(Saved data entries)
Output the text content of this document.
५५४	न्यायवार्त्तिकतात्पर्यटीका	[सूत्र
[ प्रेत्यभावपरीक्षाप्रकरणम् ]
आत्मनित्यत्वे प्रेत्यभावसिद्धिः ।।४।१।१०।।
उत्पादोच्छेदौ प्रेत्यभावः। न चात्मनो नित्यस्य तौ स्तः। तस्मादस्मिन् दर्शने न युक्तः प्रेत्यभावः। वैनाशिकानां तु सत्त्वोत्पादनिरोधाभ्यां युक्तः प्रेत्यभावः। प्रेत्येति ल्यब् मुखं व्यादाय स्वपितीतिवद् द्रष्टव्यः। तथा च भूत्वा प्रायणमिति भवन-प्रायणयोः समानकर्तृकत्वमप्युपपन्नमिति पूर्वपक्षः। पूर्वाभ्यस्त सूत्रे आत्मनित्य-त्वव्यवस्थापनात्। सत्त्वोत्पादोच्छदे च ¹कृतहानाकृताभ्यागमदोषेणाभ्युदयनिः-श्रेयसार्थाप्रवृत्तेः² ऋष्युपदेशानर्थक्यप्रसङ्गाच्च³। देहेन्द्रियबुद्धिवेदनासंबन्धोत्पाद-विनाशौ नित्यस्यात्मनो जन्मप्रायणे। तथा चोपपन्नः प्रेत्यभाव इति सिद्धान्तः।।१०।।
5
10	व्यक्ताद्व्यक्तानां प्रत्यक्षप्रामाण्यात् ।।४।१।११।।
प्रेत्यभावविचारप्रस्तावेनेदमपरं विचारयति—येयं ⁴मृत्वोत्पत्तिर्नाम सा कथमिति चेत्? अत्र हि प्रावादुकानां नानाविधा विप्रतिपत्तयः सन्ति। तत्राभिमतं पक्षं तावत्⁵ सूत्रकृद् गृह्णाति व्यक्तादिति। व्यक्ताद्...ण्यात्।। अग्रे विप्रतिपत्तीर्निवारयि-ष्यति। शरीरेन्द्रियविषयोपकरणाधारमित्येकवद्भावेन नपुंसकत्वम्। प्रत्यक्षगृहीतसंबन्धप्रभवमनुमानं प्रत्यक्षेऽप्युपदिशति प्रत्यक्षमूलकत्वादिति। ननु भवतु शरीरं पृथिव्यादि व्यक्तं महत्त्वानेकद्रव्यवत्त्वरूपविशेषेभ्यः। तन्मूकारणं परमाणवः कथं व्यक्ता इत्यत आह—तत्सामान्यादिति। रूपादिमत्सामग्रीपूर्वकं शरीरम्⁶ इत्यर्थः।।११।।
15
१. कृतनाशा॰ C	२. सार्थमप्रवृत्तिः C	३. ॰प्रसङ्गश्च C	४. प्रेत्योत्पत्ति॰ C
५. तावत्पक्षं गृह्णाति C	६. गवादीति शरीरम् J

» **Your goal**
Please restate the data word for word, every record included.

» **Final result**
Output the text content of this document.
५५४	न्यायवार्त्तिकतात्पर्यटीका	[सूत्र
[ प्रेत्यभावपरीक्षाप्रकरणम् ]
आत्मनित्यत्वे प्रेत्यभावसिद्धिः ।।४।१।१०।।
उत्पादोच्छेदौ प्रेत्यभावः। न चात्मनो नित्यस्य तौ स्तः। तस्मादस्मिन् दर्शने न युक्तः प्रेत्यभावः। वैनाशिकानां तु सत्त्वोत्पादनिरोधाभ्यां युक्तः प्रेत्यभावः। प्रेत्येति ल्यब् मुखं व्यादाय स्वपितीतिवद् द्रष्टव्यः। तथा च भूत्वा प्रायणमिति भवन-प्रायणयोः समानकर्तृकत्वमप्युपपन्नमिति पूर्वपक्षः। पूर्वाभ्यस्त सूत्रे आत्मनित्य-त्वव्यवस्थापनात्। सत्त्वोत्पादोच्छदे च ¹कृतहानाकृताभ्यागमदोषेणाभ्युदयनिः-श्रेयसार्थाप्रवृत्तेः² ऋष्युपदेशानर्थक्यप्रसङ्गाच्च³। देहेन्द्रियबुद्धिवेदनासंबन्धोत्पाद-विनाशौ नित्यस्यात्मनो जन्मप्रायणे। तथा चोपपन्नः प्रेत्यभाव इति सिद्धान्तः।।१०।।
5
10	व्यक्ताद्व्यक्तानां प्रत्यक्षप्रामाण्यात् ।।४।१।११।।
प्रेत्यभावविचारप्रस्तावेनेदमपरं विचारयति—येयं ⁴मृत्वोत्पत्तिर्नाम सा कथमिति चेत्? अत्र हि प्रावादुकानां नानाविधा विप्रतिपत्तयः सन्ति। तत्राभिमतं पक्षं तावत्⁵ सूत्रकृद् गृह्णाति व्यक्तादिति। व्यक्ताद्...ण्यात्।। अग्रे विप्रतिपत्तीर्निवारयि-ष्यति। शरीरेन्द्रियविषयोपकरणाधारमित्येकवद्भावेन नपुंसकत्वम्। प्रत्यक्षगृहीतसंबन्धप्रभवमनुमानं प्रत्यक्षेऽप्युपदिशति प्रत्यक्षमूलकत्वादिति। ननु भवतु शरीरं पृथिव्यादि व्यक्तं महत्त्वानेकद्रव्यवत्त्वरूपविशेषेभ्यः। तन्मूकारणं परमाणवः कथं व्यक्ता इत्यत आह—तत्सामान्यादिति। रूपादिमत्सामग्रीपूर्वकं शरीरम्⁶ इत्यर्थः।।११।।
15
१. कृतनाशा॰ C	२. सार्थमप्रवृत्तिः C	३. ॰प्रसङ्गश्च C	४. प्रेत्योत्पत्ति॰ C
५. तावत्पक्षं गृह्णाति C	६. गवादीति शरीरम् J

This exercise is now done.